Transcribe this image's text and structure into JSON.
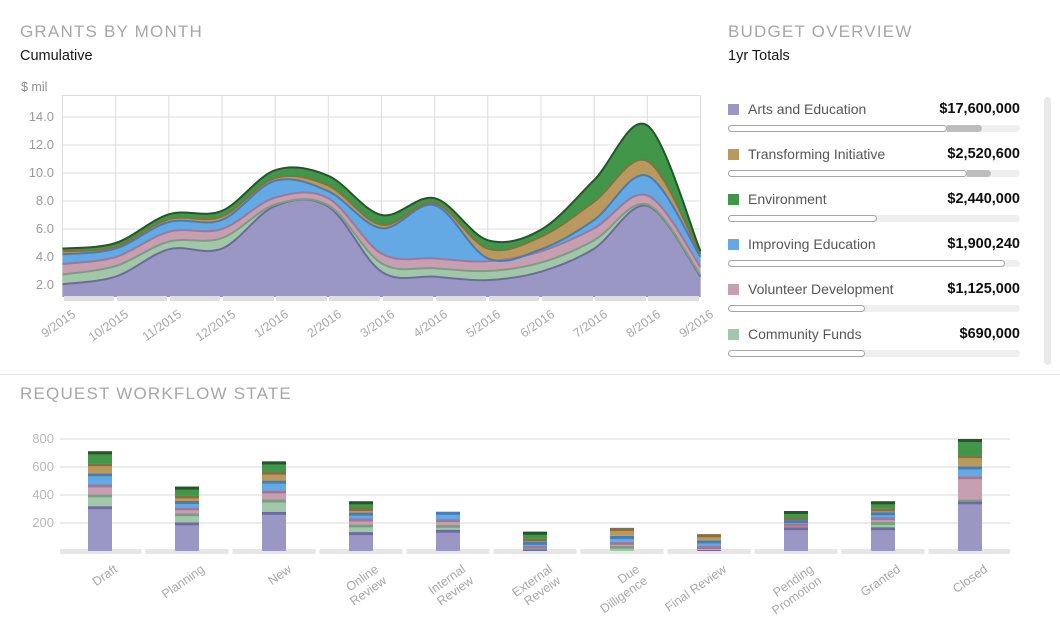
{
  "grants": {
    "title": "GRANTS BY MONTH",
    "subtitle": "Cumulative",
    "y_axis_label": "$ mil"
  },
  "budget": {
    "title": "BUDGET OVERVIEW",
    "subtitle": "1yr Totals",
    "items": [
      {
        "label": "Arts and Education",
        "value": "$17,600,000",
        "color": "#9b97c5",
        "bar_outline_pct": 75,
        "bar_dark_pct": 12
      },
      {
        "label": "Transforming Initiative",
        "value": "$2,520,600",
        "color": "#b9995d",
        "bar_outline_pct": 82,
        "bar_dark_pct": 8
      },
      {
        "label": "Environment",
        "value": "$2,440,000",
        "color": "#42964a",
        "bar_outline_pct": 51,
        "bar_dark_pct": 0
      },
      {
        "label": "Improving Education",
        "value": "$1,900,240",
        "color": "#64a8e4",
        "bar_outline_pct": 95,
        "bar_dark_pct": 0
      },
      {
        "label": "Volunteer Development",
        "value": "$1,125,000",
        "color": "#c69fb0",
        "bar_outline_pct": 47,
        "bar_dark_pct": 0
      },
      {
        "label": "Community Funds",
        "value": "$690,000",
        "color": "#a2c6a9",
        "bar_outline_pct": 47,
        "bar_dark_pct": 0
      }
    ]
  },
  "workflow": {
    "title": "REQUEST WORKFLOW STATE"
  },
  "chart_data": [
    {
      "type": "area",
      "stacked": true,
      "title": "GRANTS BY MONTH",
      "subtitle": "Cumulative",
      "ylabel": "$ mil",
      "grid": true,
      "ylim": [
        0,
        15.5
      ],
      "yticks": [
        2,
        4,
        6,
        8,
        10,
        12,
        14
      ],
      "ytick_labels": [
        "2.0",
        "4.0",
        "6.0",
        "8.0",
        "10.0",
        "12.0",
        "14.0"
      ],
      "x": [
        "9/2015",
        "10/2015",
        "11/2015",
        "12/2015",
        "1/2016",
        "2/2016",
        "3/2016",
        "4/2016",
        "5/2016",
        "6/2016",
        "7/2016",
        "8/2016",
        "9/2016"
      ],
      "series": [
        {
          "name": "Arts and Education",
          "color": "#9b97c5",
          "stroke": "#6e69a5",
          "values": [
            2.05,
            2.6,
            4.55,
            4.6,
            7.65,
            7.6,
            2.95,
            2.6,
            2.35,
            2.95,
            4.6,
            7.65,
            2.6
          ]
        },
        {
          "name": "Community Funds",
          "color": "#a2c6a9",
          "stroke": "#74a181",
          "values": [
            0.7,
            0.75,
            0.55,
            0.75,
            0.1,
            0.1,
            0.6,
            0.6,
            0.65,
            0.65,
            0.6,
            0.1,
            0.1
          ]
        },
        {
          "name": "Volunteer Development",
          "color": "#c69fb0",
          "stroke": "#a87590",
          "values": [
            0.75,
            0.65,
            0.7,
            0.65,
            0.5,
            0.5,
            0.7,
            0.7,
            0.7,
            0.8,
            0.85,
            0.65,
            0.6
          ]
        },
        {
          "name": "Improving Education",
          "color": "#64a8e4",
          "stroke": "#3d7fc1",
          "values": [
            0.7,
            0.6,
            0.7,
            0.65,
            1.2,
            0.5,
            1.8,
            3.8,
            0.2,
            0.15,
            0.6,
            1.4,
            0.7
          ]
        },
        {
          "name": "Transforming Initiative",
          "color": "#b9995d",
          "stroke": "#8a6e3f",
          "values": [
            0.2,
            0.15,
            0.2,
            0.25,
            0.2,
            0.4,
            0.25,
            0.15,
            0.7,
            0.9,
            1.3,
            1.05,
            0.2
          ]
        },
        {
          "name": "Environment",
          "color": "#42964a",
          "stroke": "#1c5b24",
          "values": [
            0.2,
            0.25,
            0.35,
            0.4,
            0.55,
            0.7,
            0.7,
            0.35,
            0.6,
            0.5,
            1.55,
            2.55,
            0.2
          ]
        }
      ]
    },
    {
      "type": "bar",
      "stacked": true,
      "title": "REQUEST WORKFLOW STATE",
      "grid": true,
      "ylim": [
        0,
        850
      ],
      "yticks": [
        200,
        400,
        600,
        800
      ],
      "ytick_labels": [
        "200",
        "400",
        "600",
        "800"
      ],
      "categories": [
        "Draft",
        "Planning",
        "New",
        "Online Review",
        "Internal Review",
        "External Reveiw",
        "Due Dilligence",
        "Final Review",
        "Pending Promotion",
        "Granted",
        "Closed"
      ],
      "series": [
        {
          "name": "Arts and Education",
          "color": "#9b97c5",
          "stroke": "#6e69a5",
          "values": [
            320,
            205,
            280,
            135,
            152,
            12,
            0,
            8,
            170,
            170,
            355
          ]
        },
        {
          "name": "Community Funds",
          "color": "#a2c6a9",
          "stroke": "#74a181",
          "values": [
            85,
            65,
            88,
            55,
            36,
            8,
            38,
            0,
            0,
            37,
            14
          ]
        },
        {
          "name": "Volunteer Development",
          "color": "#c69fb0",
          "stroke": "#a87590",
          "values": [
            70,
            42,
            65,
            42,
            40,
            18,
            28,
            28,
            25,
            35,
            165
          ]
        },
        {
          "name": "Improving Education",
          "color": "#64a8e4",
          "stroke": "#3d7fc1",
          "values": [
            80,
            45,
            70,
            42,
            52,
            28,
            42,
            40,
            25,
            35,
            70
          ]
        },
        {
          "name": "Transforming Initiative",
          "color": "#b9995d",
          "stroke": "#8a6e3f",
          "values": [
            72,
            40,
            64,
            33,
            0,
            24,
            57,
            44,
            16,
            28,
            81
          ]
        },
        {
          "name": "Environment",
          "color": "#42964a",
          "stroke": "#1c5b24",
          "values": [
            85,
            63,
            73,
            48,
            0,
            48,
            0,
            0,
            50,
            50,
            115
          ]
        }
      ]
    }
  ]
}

******************************

EXERCISE TASK -> Return every line above in which the string "REQUEST" occurs.

EXERCISE ANSWER ->
    "title": "REQUEST WORKFLOW STATE"
      "title": "REQUEST WORKFLOW STATE",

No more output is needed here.